-- start of WORKING DATA --

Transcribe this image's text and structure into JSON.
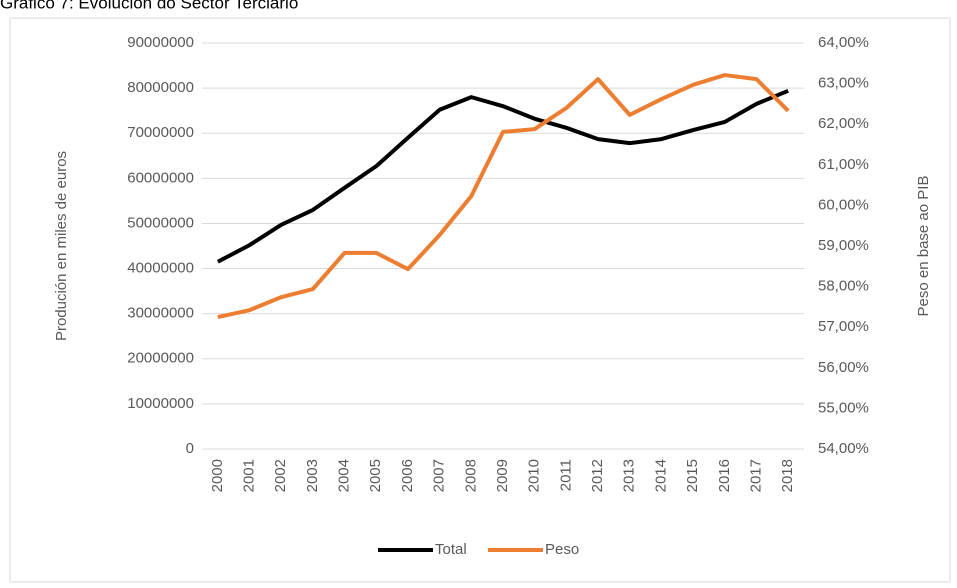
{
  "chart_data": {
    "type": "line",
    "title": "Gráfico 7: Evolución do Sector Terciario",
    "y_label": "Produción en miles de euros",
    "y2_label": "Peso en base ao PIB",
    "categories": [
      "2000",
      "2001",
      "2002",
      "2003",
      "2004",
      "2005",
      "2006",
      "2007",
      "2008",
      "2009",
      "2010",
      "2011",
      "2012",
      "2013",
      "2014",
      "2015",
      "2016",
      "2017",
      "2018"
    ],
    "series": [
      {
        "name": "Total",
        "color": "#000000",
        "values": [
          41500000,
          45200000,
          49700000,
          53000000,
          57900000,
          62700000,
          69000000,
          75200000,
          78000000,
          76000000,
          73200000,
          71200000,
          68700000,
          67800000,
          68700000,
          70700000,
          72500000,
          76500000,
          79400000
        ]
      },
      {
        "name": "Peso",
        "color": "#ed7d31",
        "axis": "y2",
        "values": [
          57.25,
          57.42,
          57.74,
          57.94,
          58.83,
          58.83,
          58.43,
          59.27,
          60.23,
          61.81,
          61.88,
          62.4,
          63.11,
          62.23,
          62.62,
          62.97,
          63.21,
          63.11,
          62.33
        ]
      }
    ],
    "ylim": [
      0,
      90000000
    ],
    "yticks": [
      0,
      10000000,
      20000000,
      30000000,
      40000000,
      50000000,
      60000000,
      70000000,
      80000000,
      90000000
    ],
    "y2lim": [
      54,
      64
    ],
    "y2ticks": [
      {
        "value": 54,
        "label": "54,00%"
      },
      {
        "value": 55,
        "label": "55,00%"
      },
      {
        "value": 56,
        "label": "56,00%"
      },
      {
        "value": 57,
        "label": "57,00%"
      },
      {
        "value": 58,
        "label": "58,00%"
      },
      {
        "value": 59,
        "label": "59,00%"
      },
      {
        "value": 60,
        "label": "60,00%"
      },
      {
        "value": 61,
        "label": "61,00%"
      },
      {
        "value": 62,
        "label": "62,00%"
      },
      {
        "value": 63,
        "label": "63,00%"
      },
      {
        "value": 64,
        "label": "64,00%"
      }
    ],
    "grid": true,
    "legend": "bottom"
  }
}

-- end of WORKING DATA --

▶ _WHAT YOU WILL DO_: Find the word "Peso" in the data and show each line that holds it.

▶ _RESULT_:
    "y2_label": "Peso en base ao PIB",
        "name": "Peso",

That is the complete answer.